Collection entries:
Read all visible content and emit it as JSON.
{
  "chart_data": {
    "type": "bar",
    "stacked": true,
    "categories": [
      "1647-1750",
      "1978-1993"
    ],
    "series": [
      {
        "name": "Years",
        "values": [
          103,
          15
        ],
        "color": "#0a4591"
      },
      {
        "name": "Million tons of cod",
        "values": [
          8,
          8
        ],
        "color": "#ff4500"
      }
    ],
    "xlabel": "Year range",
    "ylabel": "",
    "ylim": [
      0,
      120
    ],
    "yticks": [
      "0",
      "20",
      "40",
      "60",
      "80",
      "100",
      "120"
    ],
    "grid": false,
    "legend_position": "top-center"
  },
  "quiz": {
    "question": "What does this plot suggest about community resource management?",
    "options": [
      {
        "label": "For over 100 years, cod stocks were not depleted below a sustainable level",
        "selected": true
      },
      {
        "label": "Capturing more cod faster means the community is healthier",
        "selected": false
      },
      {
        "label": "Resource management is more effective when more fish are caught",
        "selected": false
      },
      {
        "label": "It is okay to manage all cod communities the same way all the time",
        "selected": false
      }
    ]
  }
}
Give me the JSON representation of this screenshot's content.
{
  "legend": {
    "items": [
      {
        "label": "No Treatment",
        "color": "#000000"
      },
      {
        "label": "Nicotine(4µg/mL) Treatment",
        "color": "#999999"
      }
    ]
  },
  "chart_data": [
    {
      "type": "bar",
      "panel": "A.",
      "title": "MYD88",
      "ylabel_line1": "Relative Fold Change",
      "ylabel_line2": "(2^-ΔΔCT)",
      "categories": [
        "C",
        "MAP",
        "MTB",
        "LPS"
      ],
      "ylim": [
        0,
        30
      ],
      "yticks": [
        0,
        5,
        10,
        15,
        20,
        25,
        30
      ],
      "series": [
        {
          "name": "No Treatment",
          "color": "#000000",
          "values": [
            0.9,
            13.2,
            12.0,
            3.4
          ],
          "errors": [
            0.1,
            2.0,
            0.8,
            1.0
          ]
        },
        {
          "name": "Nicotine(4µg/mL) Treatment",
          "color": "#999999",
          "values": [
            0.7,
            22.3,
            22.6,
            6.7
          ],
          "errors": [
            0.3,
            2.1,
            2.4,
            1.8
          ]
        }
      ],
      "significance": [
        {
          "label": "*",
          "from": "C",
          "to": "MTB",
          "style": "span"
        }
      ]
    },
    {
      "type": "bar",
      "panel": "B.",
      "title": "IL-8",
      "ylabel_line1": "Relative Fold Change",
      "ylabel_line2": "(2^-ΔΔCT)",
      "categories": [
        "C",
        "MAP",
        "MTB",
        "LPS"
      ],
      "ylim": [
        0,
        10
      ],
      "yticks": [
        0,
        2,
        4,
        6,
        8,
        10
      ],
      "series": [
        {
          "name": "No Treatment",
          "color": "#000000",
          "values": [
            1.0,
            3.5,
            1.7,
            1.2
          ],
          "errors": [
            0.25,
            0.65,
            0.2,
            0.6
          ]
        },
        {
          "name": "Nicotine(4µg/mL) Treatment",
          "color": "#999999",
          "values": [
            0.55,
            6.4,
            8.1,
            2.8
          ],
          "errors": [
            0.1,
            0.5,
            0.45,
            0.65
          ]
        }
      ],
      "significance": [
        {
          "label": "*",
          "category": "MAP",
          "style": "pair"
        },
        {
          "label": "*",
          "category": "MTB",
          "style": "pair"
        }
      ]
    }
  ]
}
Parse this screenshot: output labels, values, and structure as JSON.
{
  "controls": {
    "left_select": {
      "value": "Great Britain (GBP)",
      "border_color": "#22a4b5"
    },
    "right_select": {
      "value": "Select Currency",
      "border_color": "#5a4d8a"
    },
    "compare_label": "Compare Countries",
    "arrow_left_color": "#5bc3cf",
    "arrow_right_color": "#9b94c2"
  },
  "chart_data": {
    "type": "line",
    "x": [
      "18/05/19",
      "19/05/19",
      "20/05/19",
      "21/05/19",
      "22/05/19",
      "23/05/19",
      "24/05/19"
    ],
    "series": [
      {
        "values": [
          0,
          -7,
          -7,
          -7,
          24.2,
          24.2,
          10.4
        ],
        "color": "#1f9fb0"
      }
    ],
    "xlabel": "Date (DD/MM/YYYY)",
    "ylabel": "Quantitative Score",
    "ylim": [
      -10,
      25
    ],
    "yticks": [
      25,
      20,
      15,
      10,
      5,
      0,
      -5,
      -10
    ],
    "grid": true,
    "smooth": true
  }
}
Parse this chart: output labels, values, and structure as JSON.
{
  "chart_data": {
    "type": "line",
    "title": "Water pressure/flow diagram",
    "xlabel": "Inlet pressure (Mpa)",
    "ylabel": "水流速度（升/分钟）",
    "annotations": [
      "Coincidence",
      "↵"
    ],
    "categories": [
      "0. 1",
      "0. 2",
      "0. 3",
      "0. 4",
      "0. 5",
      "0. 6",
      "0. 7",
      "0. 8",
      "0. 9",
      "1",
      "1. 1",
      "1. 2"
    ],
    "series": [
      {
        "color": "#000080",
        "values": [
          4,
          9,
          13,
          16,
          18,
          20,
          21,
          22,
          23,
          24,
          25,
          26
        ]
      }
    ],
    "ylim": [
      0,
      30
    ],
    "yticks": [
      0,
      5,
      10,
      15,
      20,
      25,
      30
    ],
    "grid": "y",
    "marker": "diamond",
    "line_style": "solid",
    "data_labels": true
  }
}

▸ REQUIREMENTS
Retype every entry word for word.

▸ WRITTEN ANSWER
Read all visible content and emit it as JSON.
{
  "chart_data": {
    "type": "bar",
    "stacked": true,
    "categories": [
      "1647-1750",
      "1978-1993"
    ],
    "series": [
      {
        "name": "Years",
        "values": [
          103,
          15
        ],
        "color": "#0a4591"
      },
      {
        "name": "Million tons of cod",
        "values": [
          8,
          8
        ],
        "color": "#ff4500"
      }
    ],
    "xlabel": "Year range",
    "ylabel": "",
    "ylim": [
      0,
      120
    ],
    "yticks": [
      "0",
      "20",
      "40",
      "60",
      "80",
      "100",
      "120"
    ],
    "grid": false,
    "legend_position": "top-center"
  },
  "quiz": {
    "question": "What does this plot suggest about community resource management?",
    "options": [
      {
        "label": "For over 100 years, cod stocks were not depleted below a sustainable level",
        "selected": true
      },
      {
        "label": "Capturing more cod faster means the community is healthier",
        "selected": false
      },
      {
        "label": "Resource management is more effective when more fish are caught",
        "selected": false
      },
      {
        "label": "It is okay to manage all cod communities the same way all the time",
        "selected": false
      }
    ]
  }
}
Give me the JSON representation of this screenshot's content.
{
  "legend": {
    "items": [
      {
        "label": "No Treatment",
        "color": "#000000"
      },
      {
        "label": "Nicotine(4µg/mL) Treatment",
        "color": "#999999"
      }
    ]
  },
  "chart_data": [
    {
      "type": "bar",
      "panel": "A.",
      "title": "MYD88",
      "ylabel_line1": "Relative Fold Change",
      "ylabel_line2": "(2^-ΔΔCT)",
      "categories": [
        "C",
        "MAP",
        "MTB",
        "LPS"
      ],
      "ylim": [
        0,
        30
      ],
      "yticks": [
        0,
        5,
        10,
        15,
        20,
        25,
        30
      ],
      "series": [
        {
          "name": "No Treatment",
          "color": "#000000",
          "values": [
            0.9,
            13.2,
            12.0,
            3.4
          ],
          "errors": [
            0.1,
            2.0,
            0.8,
            1.0
          ]
        },
        {
          "name": "Nicotine(4µg/mL) Treatment",
          "color": "#999999",
          "values": [
            0.7,
            22.3,
            22.6,
            6.7
          ],
          "errors": [
            0.3,
            2.1,
            2.4,
            1.8
          ]
        }
      ],
      "significance": [
        {
          "label": "*",
          "from": "C",
          "to": "MTB",
          "style": "span"
        }
      ]
    },
    {
      "type": "bar",
      "panel": "B.",
      "title": "IL-8",
      "ylabel_line1": "Relative Fold Change",
      "ylabel_line2": "(2^-ΔΔCT)",
      "categories": [
        "C",
        "MAP",
        "MTB",
        "LPS"
      ],
      "ylim": [
        0,
        10
      ],
      "yticks": [
        0,
        2,
        4,
        6,
        8,
        10
      ],
      "series": [
        {
          "name": "No Treatment",
          "color": "#000000",
          "values": [
            1.0,
            3.5,
            1.7,
            1.2
          ],
          "errors": [
            0.25,
            0.65,
            0.2,
            0.6
          ]
        },
        {
          "name": "Nicotine(4µg/mL) Treatment",
          "color": "#999999",
          "values": [
            0.55,
            6.4,
            8.1,
            2.8
          ],
          "errors": [
            0.1,
            0.5,
            0.45,
            0.65
          ]
        }
      ],
      "significance": [
        {
          "label": "*",
          "category": "MAP",
          "style": "pair"
        },
        {
          "label": "*",
          "category": "MTB",
          "style": "pair"
        }
      ]
    }
  ]
}
Parse this screenshot: output labels, values, and structure as JSON.
{
  "controls": {
    "left_select": {
      "value": "Great Britain (GBP)",
      "border_color": "#22a4b5"
    },
    "right_select": {
      "value": "Select Currency",
      "border_color": "#5a4d8a"
    },
    "compare_label": "Compare Countries",
    "arrow_left_color": "#5bc3cf",
    "arrow_right_color": "#9b94c2"
  },
  "chart_data": {
    "type": "line",
    "x": [
      "18/05/19",
      "19/05/19",
      "20/05/19",
      "21/05/19",
      "22/05/19",
      "23/05/19",
      "24/05/19"
    ],
    "series": [
      {
        "values": [
          0,
          -7,
          -7,
          -7,
          24.2,
          24.2,
          10.4
        ],
        "color": "#1f9fb0"
      }
    ],
    "xlabel": "Date (DD/MM/YYYY)",
    "ylabel": "Quantitative Score",
    "ylim": [
      -10,
      25
    ],
    "yticks": [
      25,
      20,
      15,
      10,
      5,
      0,
      -5,
      -10
    ],
    "grid": true,
    "smooth": true
  }
}
Parse this chart: output labels, values, and structure as JSON.
{
  "chart_data": {
    "type": "line",
    "title": "Water pressure/flow diagram",
    "xlabel": "Inlet pressure (Mpa)",
    "ylabel": "水流速度（升/分钟）",
    "annotations": [
      "Coincidence",
      "↵"
    ],
    "categories": [
      "0. 1",
      "0. 2",
      "0. 3",
      "0. 4",
      "0. 5",
      "0. 6",
      "0. 7",
      "0. 8",
      "0. 9",
      "1",
      "1. 1",
      "1. 2"
    ],
    "series": [
      {
        "color": "#000080",
        "values": [
          4,
          9,
          13,
          16,
          18,
          20,
          21,
          22,
          23,
          24,
          25,
          26
        ]
      }
    ],
    "ylim": [
      0,
      30
    ],
    "yticks": [
      0,
      5,
      10,
      15,
      20,
      25,
      30
    ],
    "grid": "y",
    "marker": "diamond",
    "line_style": "solid",
    "data_labels": true
  }
}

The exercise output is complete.